Rewrite the records below with each "screenshot" changed to "screen capture" and everything else left as it is. Leave the pictures out of your answer.

Records to process:
____________
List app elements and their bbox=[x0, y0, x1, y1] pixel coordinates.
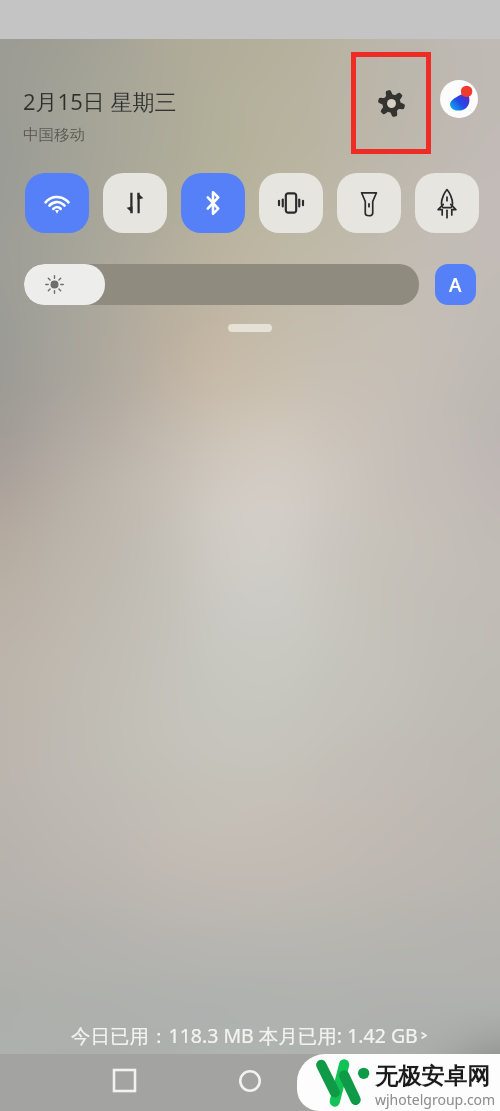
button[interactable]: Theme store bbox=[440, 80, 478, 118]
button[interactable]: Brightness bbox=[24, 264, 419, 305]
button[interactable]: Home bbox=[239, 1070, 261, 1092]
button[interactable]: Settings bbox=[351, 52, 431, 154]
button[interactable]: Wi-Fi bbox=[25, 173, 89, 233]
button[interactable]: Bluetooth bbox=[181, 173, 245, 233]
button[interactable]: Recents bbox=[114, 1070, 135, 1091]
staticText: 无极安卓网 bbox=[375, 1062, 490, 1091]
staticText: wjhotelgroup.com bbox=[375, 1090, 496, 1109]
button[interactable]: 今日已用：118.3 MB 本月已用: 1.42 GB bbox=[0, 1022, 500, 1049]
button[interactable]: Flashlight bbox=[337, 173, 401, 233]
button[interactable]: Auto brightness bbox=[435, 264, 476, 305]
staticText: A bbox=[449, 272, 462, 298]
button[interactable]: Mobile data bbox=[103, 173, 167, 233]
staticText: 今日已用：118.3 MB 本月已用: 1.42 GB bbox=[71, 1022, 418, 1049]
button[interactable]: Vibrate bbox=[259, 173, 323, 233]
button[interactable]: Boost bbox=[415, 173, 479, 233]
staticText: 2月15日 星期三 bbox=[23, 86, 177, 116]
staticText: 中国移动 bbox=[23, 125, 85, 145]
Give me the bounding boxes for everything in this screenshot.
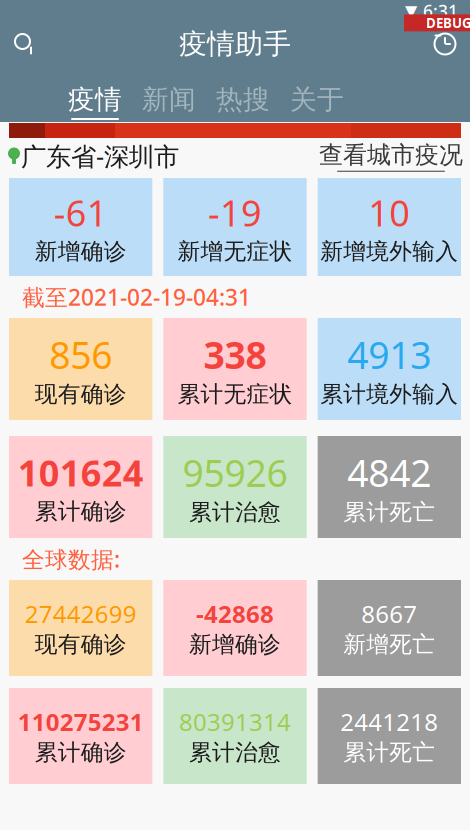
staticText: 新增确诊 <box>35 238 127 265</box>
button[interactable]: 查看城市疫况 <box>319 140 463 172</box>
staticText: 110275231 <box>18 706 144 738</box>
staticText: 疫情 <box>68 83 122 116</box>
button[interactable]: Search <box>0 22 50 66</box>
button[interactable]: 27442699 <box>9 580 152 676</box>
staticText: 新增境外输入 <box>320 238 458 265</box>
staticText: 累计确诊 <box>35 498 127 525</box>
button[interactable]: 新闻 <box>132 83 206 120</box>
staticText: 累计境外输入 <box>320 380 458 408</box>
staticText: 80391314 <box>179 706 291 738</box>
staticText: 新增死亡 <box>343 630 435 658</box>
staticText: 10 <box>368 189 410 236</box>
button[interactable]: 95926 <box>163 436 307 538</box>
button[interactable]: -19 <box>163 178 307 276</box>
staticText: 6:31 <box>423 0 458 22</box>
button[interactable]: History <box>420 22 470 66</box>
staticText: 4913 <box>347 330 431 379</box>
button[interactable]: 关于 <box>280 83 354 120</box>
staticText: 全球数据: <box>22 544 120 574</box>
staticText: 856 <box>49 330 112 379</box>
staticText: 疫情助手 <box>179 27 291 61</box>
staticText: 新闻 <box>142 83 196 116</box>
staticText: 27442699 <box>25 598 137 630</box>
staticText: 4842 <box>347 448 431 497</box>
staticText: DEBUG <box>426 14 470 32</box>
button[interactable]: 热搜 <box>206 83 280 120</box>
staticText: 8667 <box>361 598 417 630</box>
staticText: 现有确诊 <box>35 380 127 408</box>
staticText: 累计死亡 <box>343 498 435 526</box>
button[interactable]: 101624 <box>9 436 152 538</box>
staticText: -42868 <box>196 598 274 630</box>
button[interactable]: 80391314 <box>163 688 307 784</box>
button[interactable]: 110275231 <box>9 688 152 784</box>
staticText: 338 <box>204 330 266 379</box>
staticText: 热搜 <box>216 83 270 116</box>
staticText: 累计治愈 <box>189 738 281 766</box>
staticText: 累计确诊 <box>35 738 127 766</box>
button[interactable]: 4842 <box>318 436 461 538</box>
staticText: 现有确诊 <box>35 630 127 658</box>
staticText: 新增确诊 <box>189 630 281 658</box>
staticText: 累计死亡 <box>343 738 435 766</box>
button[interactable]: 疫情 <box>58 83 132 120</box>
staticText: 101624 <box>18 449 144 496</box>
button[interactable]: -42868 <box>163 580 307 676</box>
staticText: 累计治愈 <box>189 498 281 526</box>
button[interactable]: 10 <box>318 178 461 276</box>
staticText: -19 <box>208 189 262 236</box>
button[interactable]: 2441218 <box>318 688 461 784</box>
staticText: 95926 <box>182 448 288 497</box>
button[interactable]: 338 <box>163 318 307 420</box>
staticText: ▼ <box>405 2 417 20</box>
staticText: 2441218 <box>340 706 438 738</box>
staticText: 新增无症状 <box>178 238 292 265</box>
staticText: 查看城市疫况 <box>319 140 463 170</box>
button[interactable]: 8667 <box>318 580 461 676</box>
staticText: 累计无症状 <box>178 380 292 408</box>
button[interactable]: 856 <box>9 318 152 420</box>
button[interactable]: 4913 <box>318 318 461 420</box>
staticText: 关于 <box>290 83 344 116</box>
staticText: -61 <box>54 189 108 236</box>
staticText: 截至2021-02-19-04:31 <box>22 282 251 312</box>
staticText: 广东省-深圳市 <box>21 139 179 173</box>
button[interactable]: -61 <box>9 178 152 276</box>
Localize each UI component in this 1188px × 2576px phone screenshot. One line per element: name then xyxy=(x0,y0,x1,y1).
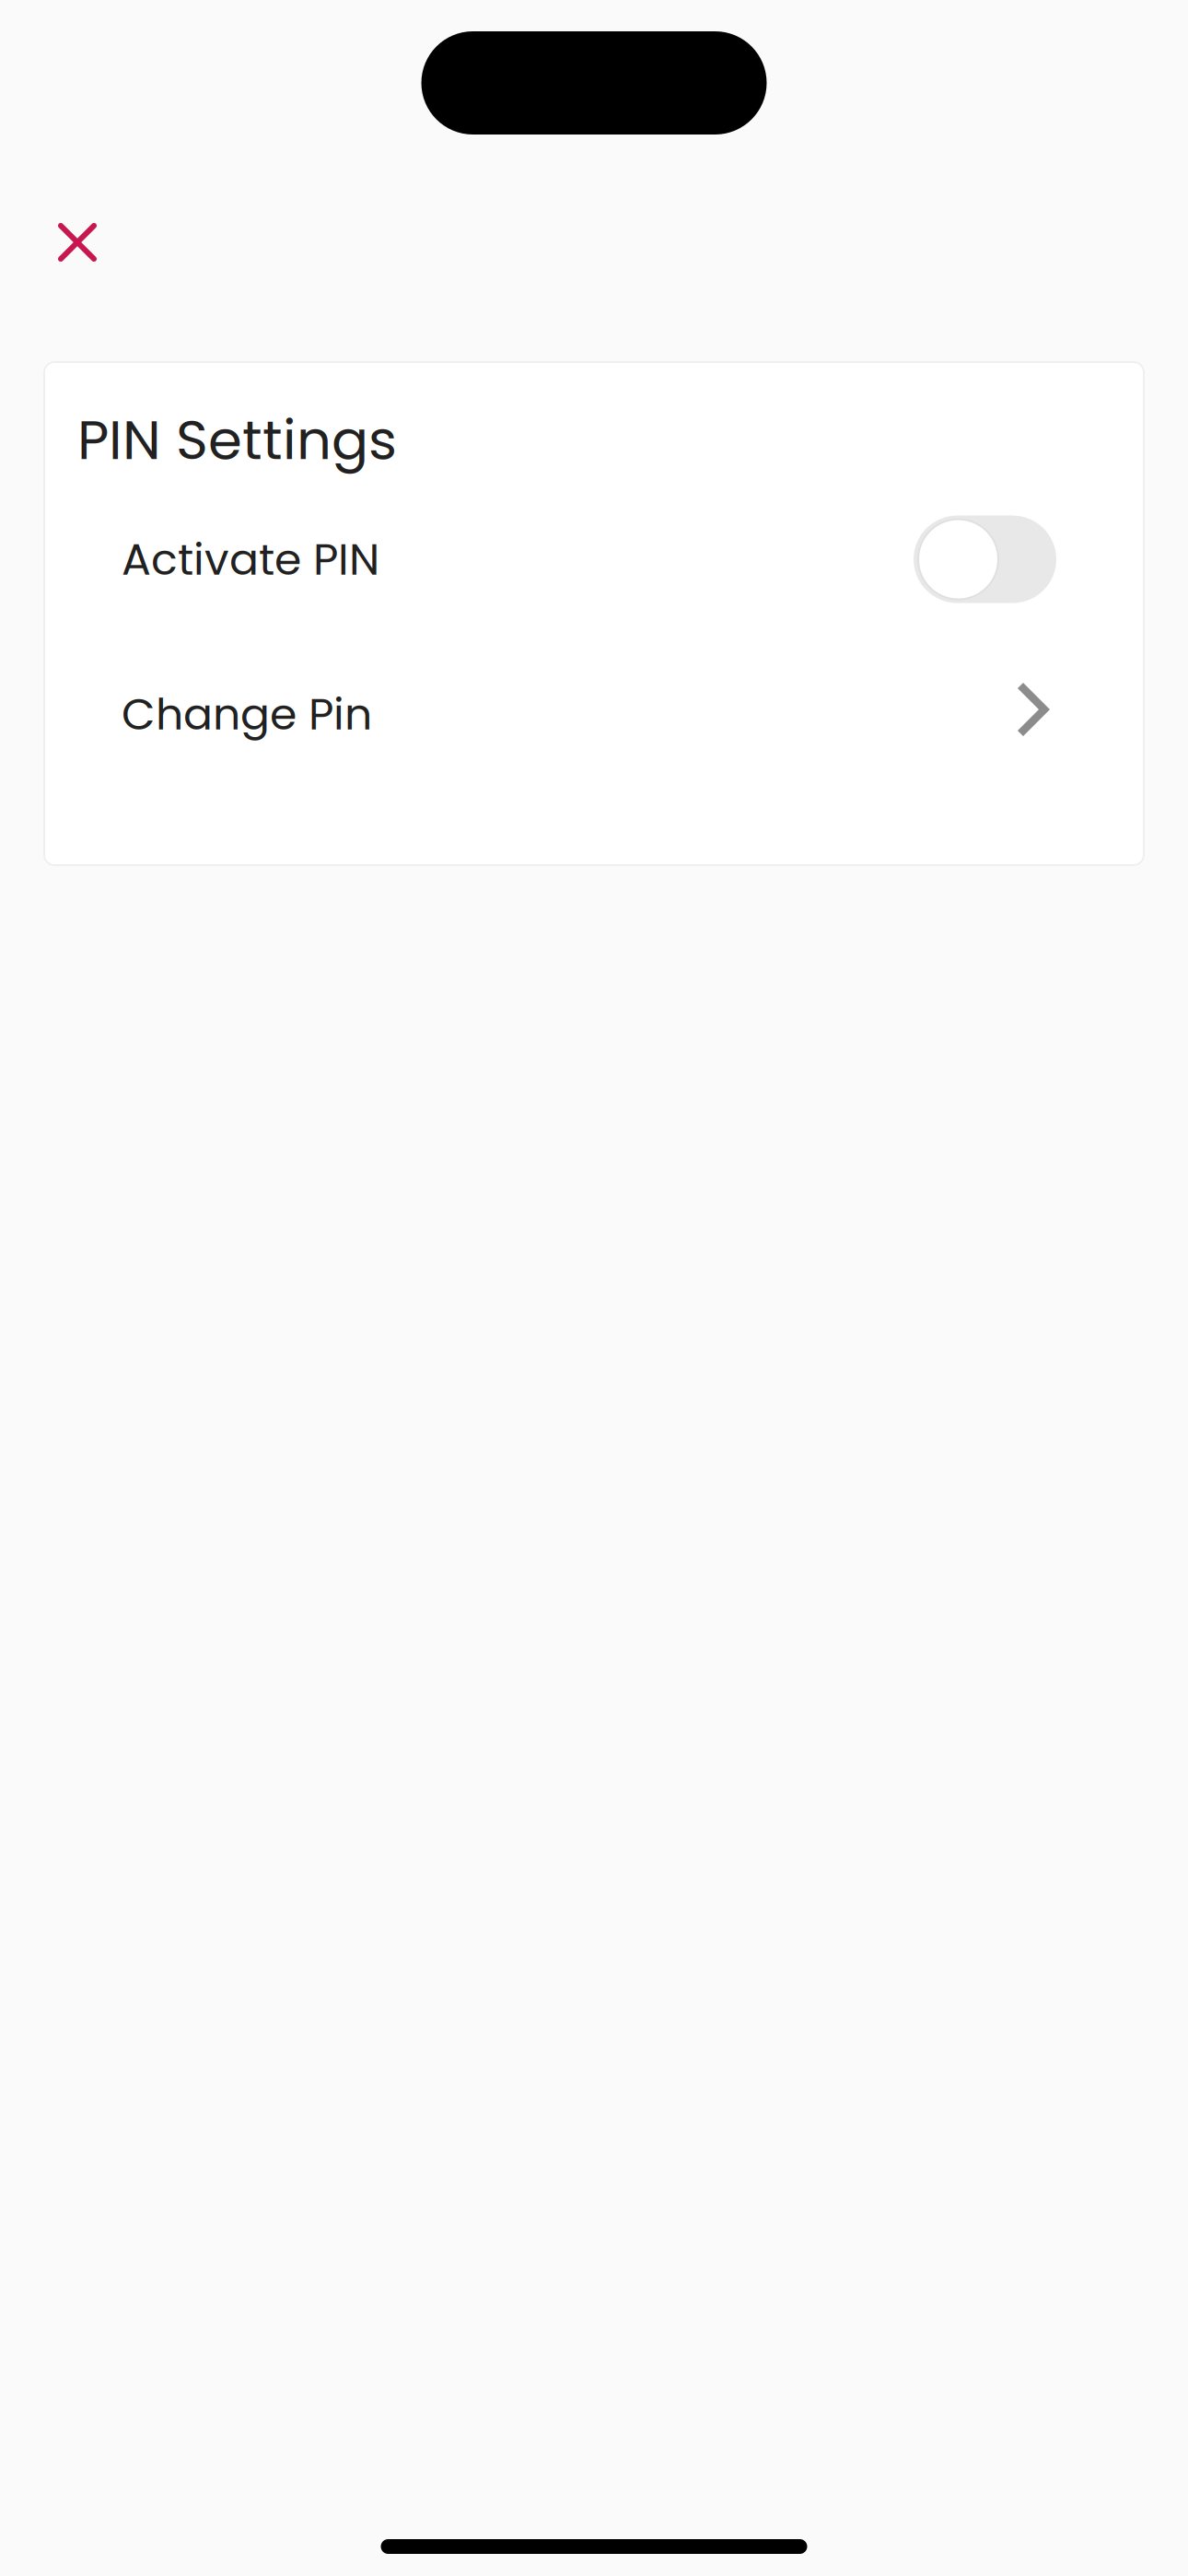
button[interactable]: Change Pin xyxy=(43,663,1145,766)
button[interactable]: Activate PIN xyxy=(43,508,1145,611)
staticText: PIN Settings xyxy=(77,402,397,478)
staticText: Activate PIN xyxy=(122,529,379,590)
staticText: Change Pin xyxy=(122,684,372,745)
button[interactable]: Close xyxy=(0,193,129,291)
____________
Exercise output:
List app elements and their bbox=[x0, y0, x1, y1] pixel coordinates.
button[interactable]: Theme store bbox=[440, 80, 478, 118]
button[interactable]: Brightness bbox=[24, 264, 419, 305]
button[interactable]: Home bbox=[239, 1070, 261, 1092]
button[interactable]: Settings bbox=[351, 52, 431, 154]
button[interactable]: Wi-Fi bbox=[25, 173, 89, 233]
button[interactable]: Bluetooth bbox=[181, 173, 245, 233]
button[interactable]: Recents bbox=[114, 1070, 135, 1091]
staticText: 无极安卓网 bbox=[375, 1062, 490, 1091]
staticText: wjhotelgroup.com bbox=[375, 1090, 496, 1109]
button[interactable]: 今日已用：118.3 MB 本月已用: 1.42 GB bbox=[0, 1022, 500, 1049]
button[interactable]: Flashlight bbox=[337, 173, 401, 233]
button[interactable]: Auto brightness bbox=[435, 264, 476, 305]
staticText: A bbox=[449, 272, 462, 298]
button[interactable]: Mobile data bbox=[103, 173, 167, 233]
staticText: 今日已用：118.3 MB 本月已用: 1.42 GB bbox=[71, 1022, 418, 1049]
button[interactable]: Vibrate bbox=[259, 173, 323, 233]
button[interactable]: Boost bbox=[415, 173, 479, 233]
staticText: 2月15日 星期三 bbox=[23, 86, 177, 116]
staticText: 中国移动 bbox=[23, 125, 85, 145]
Give me the bounding boxes for everything in this screen capture.
staticText: 新增确诊 <box>35 238 127 265</box>
button[interactable]: 查看城市疫况 <box>319 140 463 172</box>
staticText: 110275231 <box>18 706 144 738</box>
staticText: 疫情 <box>68 83 122 116</box>
button[interactable]: Search <box>0 22 50 66</box>
button[interactable]: 27442699 <box>9 580 152 676</box>
staticText: 新增境外输入 <box>320 238 458 265</box>
staticText: 累计确诊 <box>35 498 127 525</box>
button[interactable]: 新闻 <box>132 83 206 120</box>
staticText: 累计境外输入 <box>320 380 458 408</box>
staticText: 80391314 <box>179 706 291 738</box>
staticText: 新增死亡 <box>343 630 435 658</box>
staticText: 10 <box>368 189 410 236</box>
button[interactable]: 95926 <box>163 436 307 538</box>
button[interactable]: -19 <box>163 178 307 276</box>
staticText: 6:31 <box>423 0 458 22</box>
button[interactable]: History <box>420 22 470 66</box>
staticText: 4913 <box>347 330 431 379</box>
button[interactable]: 关于 <box>280 83 354 120</box>
staticText: 全球数据: <box>22 544 120 574</box>
staticText: 856 <box>49 330 112 379</box>
staticText: 疫情助手 <box>179 27 291 61</box>
staticText: 新闻 <box>142 83 196 116</box>
staticText: 27442699 <box>25 598 137 630</box>
staticText: 4842 <box>347 448 431 497</box>
staticText: DEBUG <box>426 14 470 32</box>
button[interactable]: 热搜 <box>206 83 280 120</box>
staticText: 8667 <box>361 598 417 630</box>
staticText: 现有确诊 <box>35 380 127 408</box>
staticText: 累计死亡 <box>343 498 435 526</box>
button[interactable]: 101624 <box>9 436 152 538</box>
staticText: -42868 <box>196 598 274 630</box>
button[interactable]: 80391314 <box>163 688 307 784</box>
button[interactable]: 110275231 <box>9 688 152 784</box>
staticText: 338 <box>204 330 266 379</box>
staticText: 热搜 <box>216 83 270 116</box>
staticText: 累计治愈 <box>189 738 281 766</box>
staticText: 累计确诊 <box>35 738 127 766</box>
button[interactable]: 4842 <box>318 436 461 538</box>
staticText: 现有确诊 <box>35 630 127 658</box>
staticText: 新增确诊 <box>189 630 281 658</box>
staticText: 累计死亡 <box>343 738 435 766</box>
button[interactable]: 疫情 <box>58 83 132 120</box>
staticText: 101624 <box>18 449 144 496</box>
button[interactable]: -42868 <box>163 580 307 676</box>
staticText: 累计治愈 <box>189 498 281 526</box>
button[interactable]: 10 <box>318 178 461 276</box>
staticText: -19 <box>208 189 262 236</box>
button[interactable]: 2441218 <box>318 688 461 784</box>
staticText: 95926 <box>182 448 288 497</box>
button[interactable]: 338 <box>163 318 307 420</box>
staticText: ▼ <box>405 2 417 20</box>
staticText: 2441218 <box>340 706 438 738</box>
staticText: 新增无症状 <box>178 238 292 265</box>
staticText: 查看城市疫况 <box>319 140 463 170</box>
button[interactable]: 8667 <box>318 580 461 676</box>
staticText: 累计无症状 <box>178 380 292 408</box>
button[interactable]: 856 <box>9 318 152 420</box>
button[interactable]: 4913 <box>318 318 461 420</box>
staticText: 关于 <box>290 83 344 116</box>
staticText: -61 <box>54 189 108 236</box>
staticText: 截至2021-02-19-04:31 <box>22 282 251 312</box>
staticText: 广东省-深圳市 <box>21 139 179 173</box>
button[interactable]: -61 <box>9 178 152 276</box>
Localize each UI component in this 1188px × 2576px phone screen capture. One line per element: name then xyxy=(x0,y0,x1,y1).
button[interactable]: Change Pin xyxy=(43,663,1145,766)
button[interactable]: Activate PIN xyxy=(43,508,1145,611)
staticText: PIN Settings xyxy=(77,402,397,478)
staticText: Activate PIN xyxy=(122,529,379,590)
staticText: Change Pin xyxy=(122,684,372,745)
button[interactable]: Close xyxy=(0,193,129,291)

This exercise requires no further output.